▶ **Exercise brief**
Repeat all the records exactly, omitting pictures.

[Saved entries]

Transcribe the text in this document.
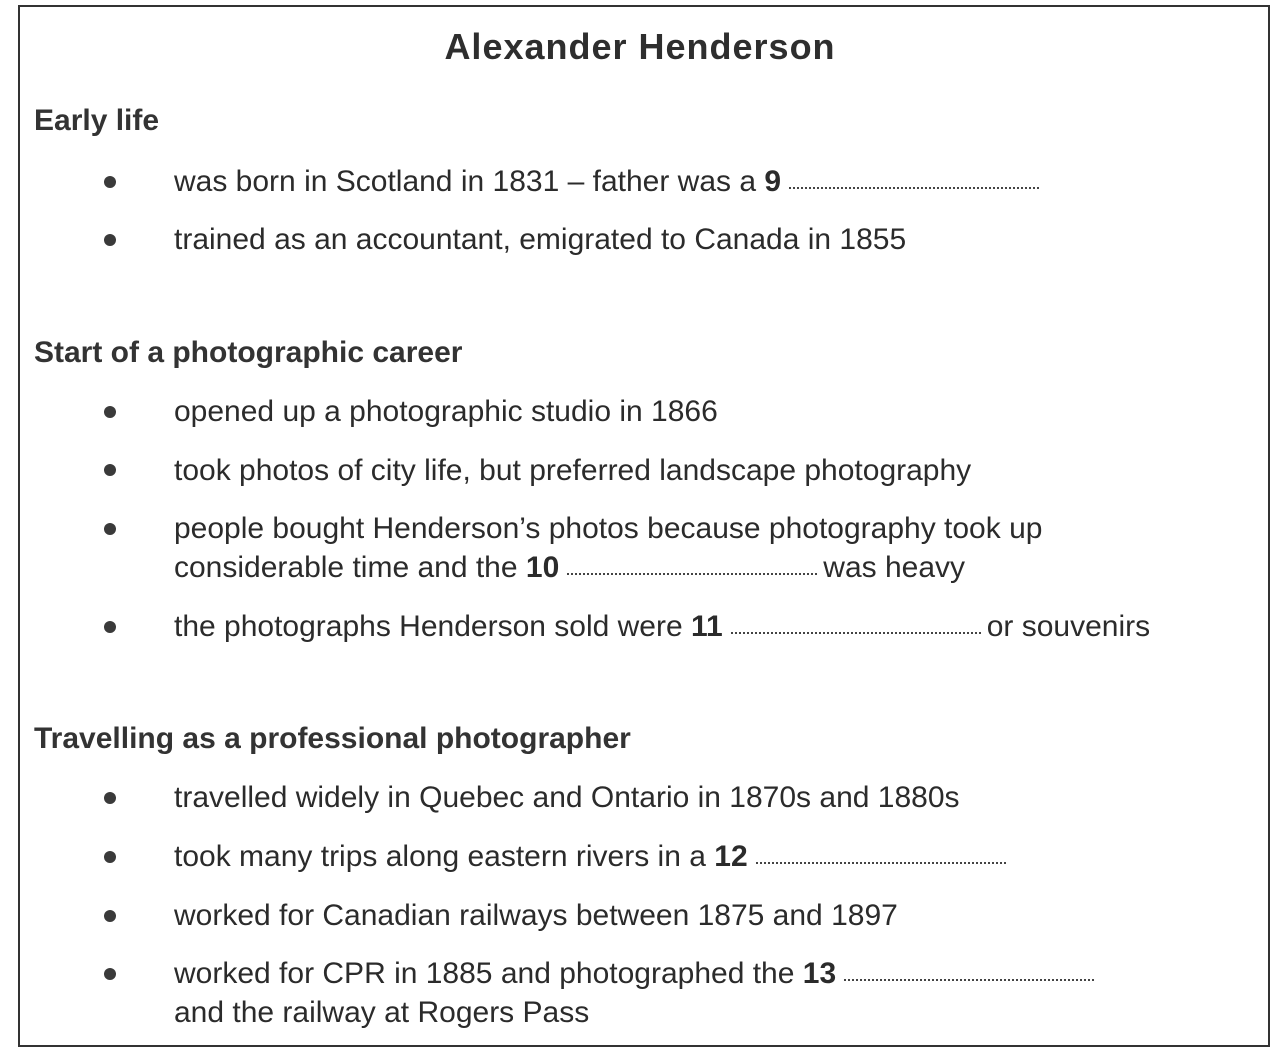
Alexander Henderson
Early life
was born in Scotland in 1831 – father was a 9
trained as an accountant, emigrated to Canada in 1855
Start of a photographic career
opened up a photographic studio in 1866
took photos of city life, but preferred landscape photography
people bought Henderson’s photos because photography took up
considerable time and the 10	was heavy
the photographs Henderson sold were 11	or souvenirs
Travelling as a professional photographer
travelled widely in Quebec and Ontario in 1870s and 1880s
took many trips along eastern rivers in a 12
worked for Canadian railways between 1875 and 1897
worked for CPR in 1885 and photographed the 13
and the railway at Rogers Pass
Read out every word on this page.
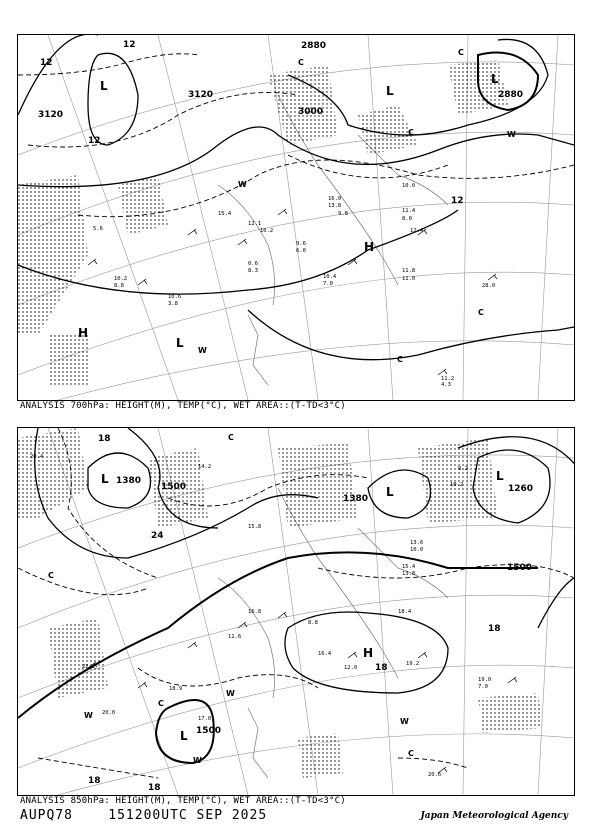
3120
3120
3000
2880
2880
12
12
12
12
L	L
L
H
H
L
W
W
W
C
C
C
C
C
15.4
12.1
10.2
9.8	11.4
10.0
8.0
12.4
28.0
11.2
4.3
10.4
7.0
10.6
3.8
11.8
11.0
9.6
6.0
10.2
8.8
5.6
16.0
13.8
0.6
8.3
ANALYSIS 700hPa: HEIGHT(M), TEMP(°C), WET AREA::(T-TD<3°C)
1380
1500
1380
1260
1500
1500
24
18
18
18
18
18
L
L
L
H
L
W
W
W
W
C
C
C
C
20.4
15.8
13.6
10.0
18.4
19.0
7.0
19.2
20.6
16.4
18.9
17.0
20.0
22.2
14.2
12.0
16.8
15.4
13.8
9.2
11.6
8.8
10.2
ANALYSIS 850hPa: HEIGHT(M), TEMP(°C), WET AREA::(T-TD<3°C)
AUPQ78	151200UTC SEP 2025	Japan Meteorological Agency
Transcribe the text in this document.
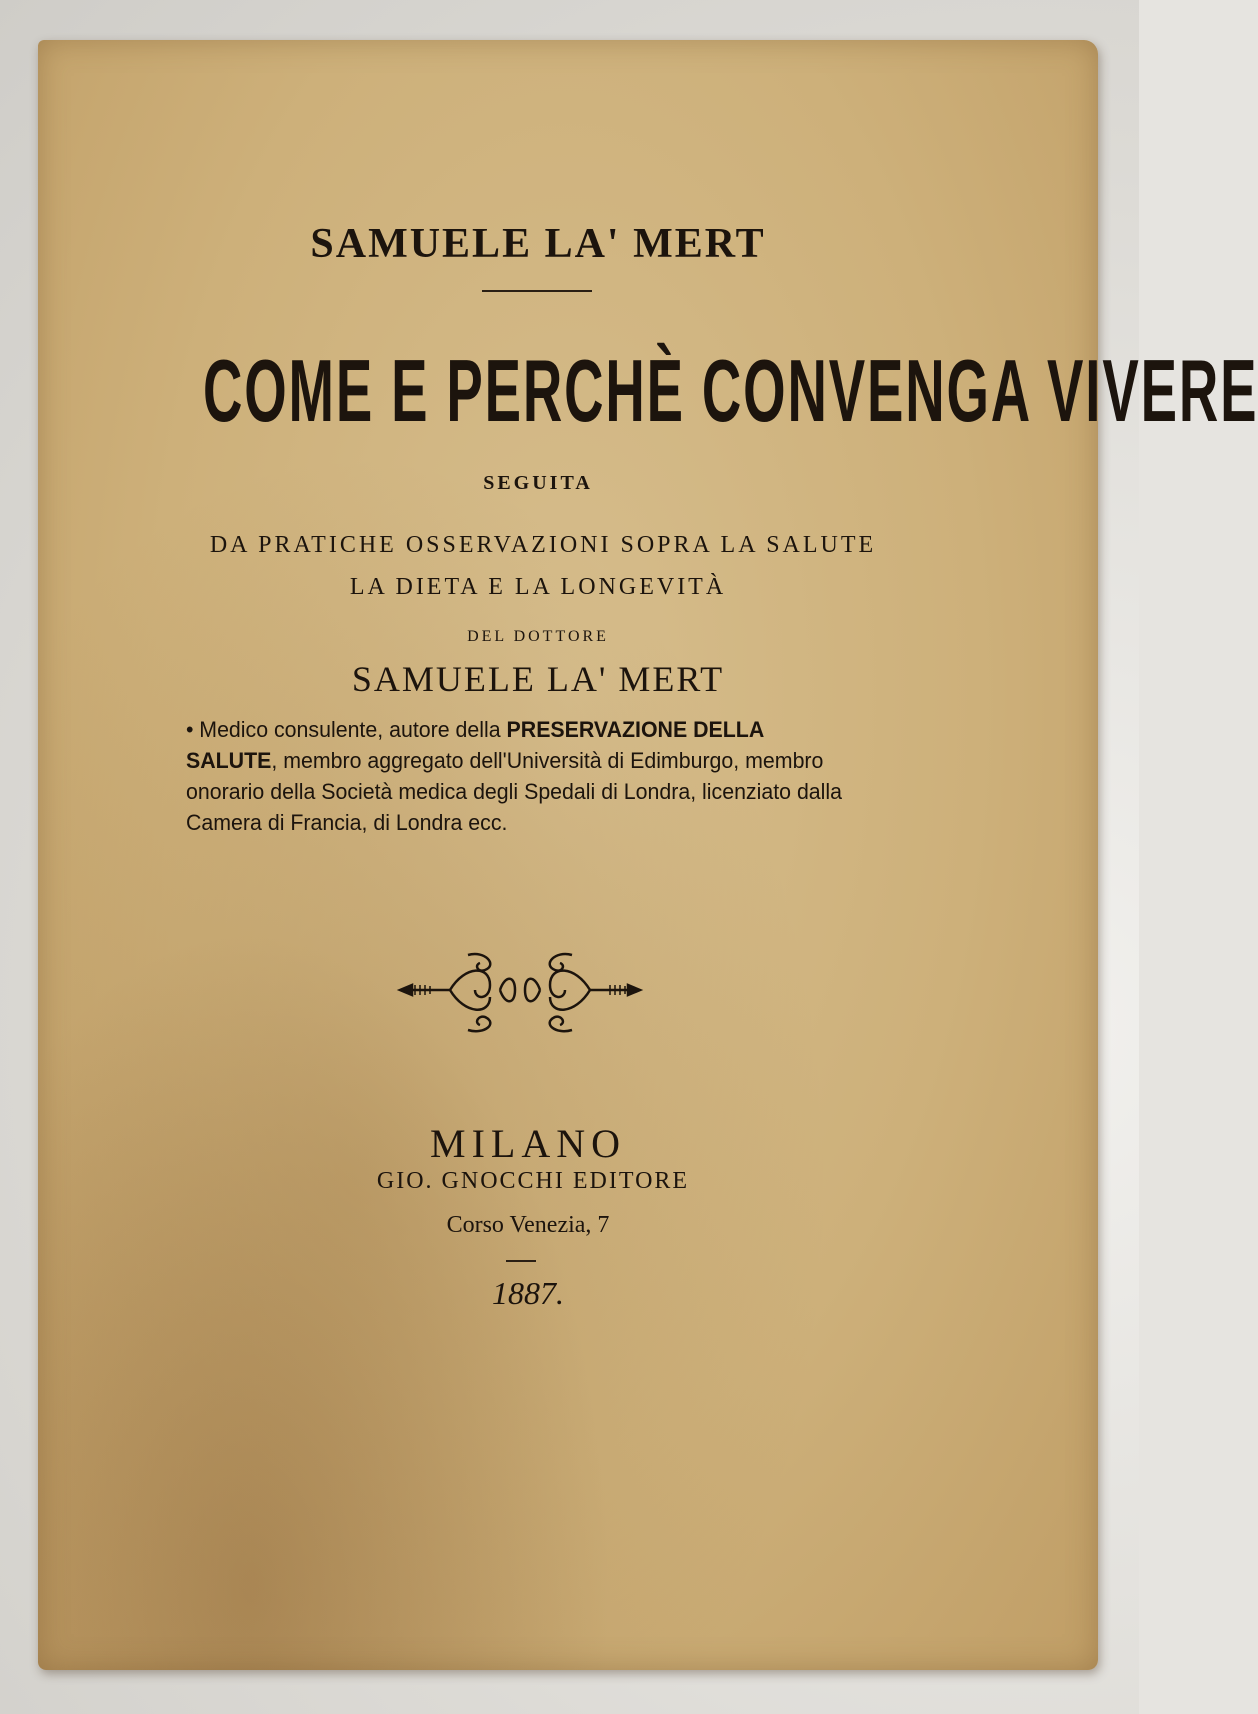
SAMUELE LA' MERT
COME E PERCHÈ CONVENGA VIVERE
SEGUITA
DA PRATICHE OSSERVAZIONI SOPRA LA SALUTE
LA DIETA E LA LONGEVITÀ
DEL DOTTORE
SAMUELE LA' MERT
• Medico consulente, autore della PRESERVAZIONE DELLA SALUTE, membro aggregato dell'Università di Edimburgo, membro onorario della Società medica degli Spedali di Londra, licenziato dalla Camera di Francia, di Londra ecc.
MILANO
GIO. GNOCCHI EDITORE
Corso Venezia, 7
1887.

▶ **Task result**
Transcribe the text in this document.
Alexander Henderson
Early life
was born in Scotland in 1831 – father was a 9
trained as an accountant, emigrated to Canada in 1855
Start of a photographic career
opened up a photographic studio in 1866
took photos of city life, but preferred landscape photography
people bought Henderson’s photos because photography took up
considerable time and the 10	was heavy
the photographs Henderson sold were 11	or souvenirs
Travelling as a professional photographer
travelled widely in Quebec and Ontario in 1870s and 1880s
took many trips along eastern rivers in a 12
worked for Canadian railways between 1875 and 1897
worked for CPR in 1885 and photographed the 13
and the railway at Rogers Pass
Read out every word on this page.
3120
3120
3000
2880
2880
12
12
12
12
L	L
L
H
H
L
W
W
W
C
C
C
C
C
15.4
12.1
10.2
9.8	11.4
10.0
8.0
12.4
28.0
11.2
4.3
10.4
7.0
10.6
3.8
11.8
11.0
9.6
6.0
10.2
8.8
5.6
16.0
13.8
0.6
8.3
ANALYSIS 700hPa: HEIGHT(M), TEMP(°C), WET AREA::(T-TD<3°C)
1380
1500
1380
1260
1500
1500
24
18
18
18
18
18
L
L
L
H
L
W
W
W
W
C
C
C
C
20.4
15.8
13.6
10.0
18.4
19.0
7.0
19.2
20.6
16.4
18.9
17.0
20.0
22.2
14.2
12.0
16.8
15.4
13.8
9.2
11.6
8.8
10.2
ANALYSIS 850hPa: HEIGHT(M), TEMP(°C), WET AREA::(T-TD<3°C)
AUPQ78	151200UTC SEP 2025	Japan Meteorological Agency
Transcribe the text in this document.
SAMUELE LA' MERT
COME E PERCHÈ CONVENGA VIVERE
SEGUITA
DA PRATICHE OSSERVAZIONI SOPRA LA SALUTE
LA DIETA E LA LONGEVITÀ
DEL DOTTORE
SAMUELE LA' MERT
• Medico consulente, autore della PRESERVAZIONE DELLA SALUTE, membro aggregato dell'Università di Edimburgo, membro onorario della Società medica degli Spedali di Londra, licenziato dalla Camera di Francia, di Londra ecc.
MILANO
GIO. GNOCCHI EDITORE
Corso Venezia, 7
1887.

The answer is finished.